Written task
Select lines where the word "Németh" appears.

Working data

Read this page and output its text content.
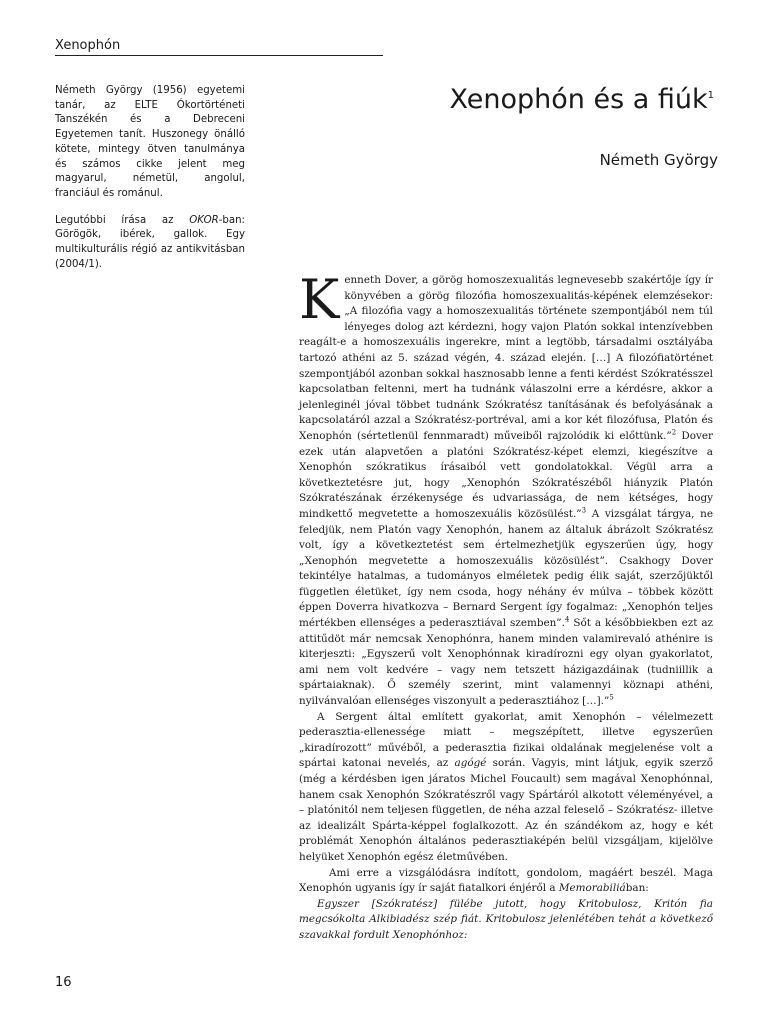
Xenophón

Németh György (1956) egyetemi tanár, az ELTE Ókortörténeti Tanszékén és a Debreceni Egyetemen tanít. Huszonegy önálló kötete, mintegy ötven tanulmánya és számos cikke jelent meg magyarul, németül, angolul, franciául és románul.

Legutóbbi írása az OKOR-ban: Görögök, ibérek, gallok. Egy multikulturális régió az antikvitásban (2004/1).

Xenophón és a fiúk$^1$
Németh György

Kenneth Dover, a görög homoszexualitás legnevesebb szakértője így ír könyvében a görög filozófia homoszexualitás-képének elemzésekor: „A filozófia vagy a homoszexualitás története szempontjából nem túl lényeges dolog azt kérdezni, hogy vajon Platón sokkal intenzívebben reagált-e a homoszexuális ingerekre, mint a legtöbb, társadalmi osztályába tartozó athéni az 5. század végén, 4. század elején. […] A filozófiatörténet szempontjából azonban sokkal hasznosabb lenne a fenti kérdést Szókratésszel kapcsolatban feltenni, mert ha tudnánk válaszolni erre a kérdésre, akkor a jelenleginél jóval többet tudnánk Szókratész tanításának és befolyásának a kapcsolatáról azzal a Szókratész-portréval, ami a kor két filozófusa, Platón és Xenophón (sértetlenül fennmaradt) műveiből rajzolódik ki előttünk.”$^2$ Dover ezek után alapvetően a platóni Szókratész-képet elemzi, kiegészítve a Xenophón szókratikus írásaiból vett gondolatokkal. Végül arra a következtetésre jut, hogy „Xenophón Szókratészéből hiányzik Platón Szókratészának érzékenysége és udvariassága, de nem kétséges, hogy mindkettő megvetette a homoszexuális közösülést.”$^3$ A vizsgálat tárgya, ne feledjük, nem Platón vagy Xenophón, hanem az általuk ábrázolt Szókratész volt, így a következtetést sem értelmezhetjük egyszerűen úgy, hogy „Xenophón megvetette a homoszexuális közösülést”. Csakhogy Dover tekintélye hatalmas, a tudományos elméletek pedig élik saját, szerzőjüktől független életüket, így nem csoda, hogy néhány év múlva – többek között éppen Doverra hivatkozva – Bernard Sergent így fogalmaz: „Xenophón teljes mértékben ellenséges a pederasztiával szemben”.$^4$ Sőt a későbbiekben ezt az attitűdöt már nemcsak Xenophónra, hanem minden valamirevaló athénire is kiterjeszti: „Egyszerű volt Xenophónnak kiradírozni egy olyan gyakorlatot, ami nem volt kedvére – vagy nem tetszett házigazdáinak (tudniillik a spártaiaknak). Ő személy szerint, mint valamennyi köznapi athéni, nyilvánvalóan ellenséges viszonyult a pederasztiához […].”$^5$

A Sergent által említett gyakorlat, amit Xenophón – vélelmezett pederasztia-ellenessége miatt – megszépített, illetve egyszerűen „kiradírozott” művéből, a pederasztia fizikai oldalának megjelenése volt a spártai katonai nevelés, az agógé során. Vagyis, mint látjuk, egyik szerző (még a kérdésben igen járatos Michel Foucault) sem magával Xenophónnal, hanem csak Xenophón Szókratészről vagy Spártáról alkotott véleményével, a – platónitól nem teljesen független, de néha azzal feleselő – Szókratész- illetve az idealizált Spárta-képpel foglalkozott. Az én szándékom az, hogy e két problémát Xenophón általános pederasztiaképén belül vizsgáljam, kijelölve helyüket Xenophón egész életművében.

Ami erre a vizsgálódásra indított, gondolom, magáért beszél. Maga Xenophón ugyanis így ír saját fiatalkori énjéről a Memorabiliában:

Egyszer [Szókratész] fülébe jutott, hogy Kritobulosz, Kritón fia megcsókolta Alkibiadész szép fiát. Kritobulosz jelenlétében tehát a következő szavakkal fordult Xenophónhoz:

16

Answer for the task
Németh György (1956) egyetemi tanár, az ELTE Ókortörténeti Tanszékén és a Debreceni Egyetemen tanít. Huszonegy önálló kötete, mintegy ötven tanulmánya és számos cikke jelent meg magyarul, németül, angolul, franciául és románul.
Németh György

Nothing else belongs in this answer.